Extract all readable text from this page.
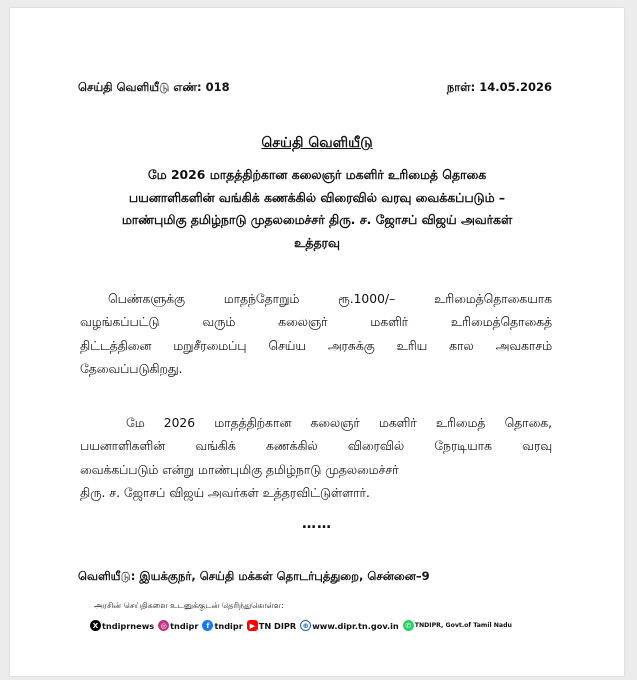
செய்தி வெளியீடு எண்: 018	நாள்: 14.05.2026
செய்தி வெளியீடு
மே 2026 மாதத்திற்கான கலைஞர் மகளிர் உரிமைத் தொகை
பயனாளிகளின் வங்கிக் கணக்கில் விரைவில் வரவு வைக்கப்படும் –
மாண்புமிகு தமிழ்நாடு முதலமைச்சர் திரு. ச. ஜோசப் விஜய் அவர்கள்
உத்தரவு
பெண்களுக்கு மாதந்தோறும் ரூ.1000/– உரிமைத்தொகையாக
வழங்கப்பட்டு வரும் கலைஞர் மகளிர் உரிமைத்தொகைத்
திட்டத்தினை மறுசீரமைப்பு செய்ய அரசுக்கு உரிய கால அவகாசம்
தேவைப்படுகிறது.
மே 2026 மாதத்திற்கான கலைஞர் மகளிர் உரிமைத் தொகை,
பயனாளிகளின் வங்கிக் கணக்கில் விரைவில் நேரடியாக வரவு
வைக்கப்படும் என்று மாண்புமிகு தமிழ்நாடு முதலமைச்சர்
திரு. ச. ஜோசப் விஜய் அவர்கள் உத்தரவிட்டுள்ளார்.
……
வெளியீடு: இயக்குநர், செய்தி மக்கள் தொடர்புத்துறை, சென்னை–9
அரசின் செய்திகளை உடனுக்குடன் தெரிந்துகொள்ள:
X tndiprnews ◎ tndipr	f tndipr ▶ TN DIPR ⊕ www.dipr.tn.gov.in ✆ TNDIPR, Govt.of Tamil Nadu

--

§ **Your task**
Reproduce the full listing above verbatim, with no pictures included.

§ **Result of this exercise**
Extract all readable text from this page.
செய்தி வெளியீடு எண்: 018	நாள்: 14.05.2026
செய்தி வெளியீடு
மே 2026 மாதத்திற்கான கலைஞர் மகளிர் உரிமைத் தொகை
பயனாளிகளின் வங்கிக் கணக்கில் விரைவில் வரவு வைக்கப்படும் –
மாண்புமிகு தமிழ்நாடு முதலமைச்சர் திரு. ச. ஜோசப் விஜய் அவர்கள்
உத்தரவு
பெண்களுக்கு மாதந்தோறும் ரூ.1000/– உரிமைத்தொகையாக
வழங்கப்பட்டு வரும் கலைஞர் மகளிர் உரிமைத்தொகைத்
திட்டத்தினை மறுசீரமைப்பு செய்ய அரசுக்கு உரிய கால அவகாசம்
தேவைப்படுகிறது.
மே 2026 மாதத்திற்கான கலைஞர் மகளிர் உரிமைத் தொகை,
பயனாளிகளின் வங்கிக் கணக்கில் விரைவில் நேரடியாக வரவு
வைக்கப்படும் என்று மாண்புமிகு தமிழ்நாடு முதலமைச்சர்
திரு. ச. ஜோசப் விஜய் அவர்கள் உத்தரவிட்டுள்ளார்.
……
வெளியீடு: இயக்குநர், செய்தி மக்கள் தொடர்புத்துறை, சென்னை–9
அரசின் செய்திகளை உடனுக்குடன் தெரிந்துகொள்ள:
X tndiprnews ◎ tndipr	f tndipr ▶ TN DIPR ⊕ www.dipr.tn.gov.in ✆ TNDIPR, Govt.of Tamil Nadu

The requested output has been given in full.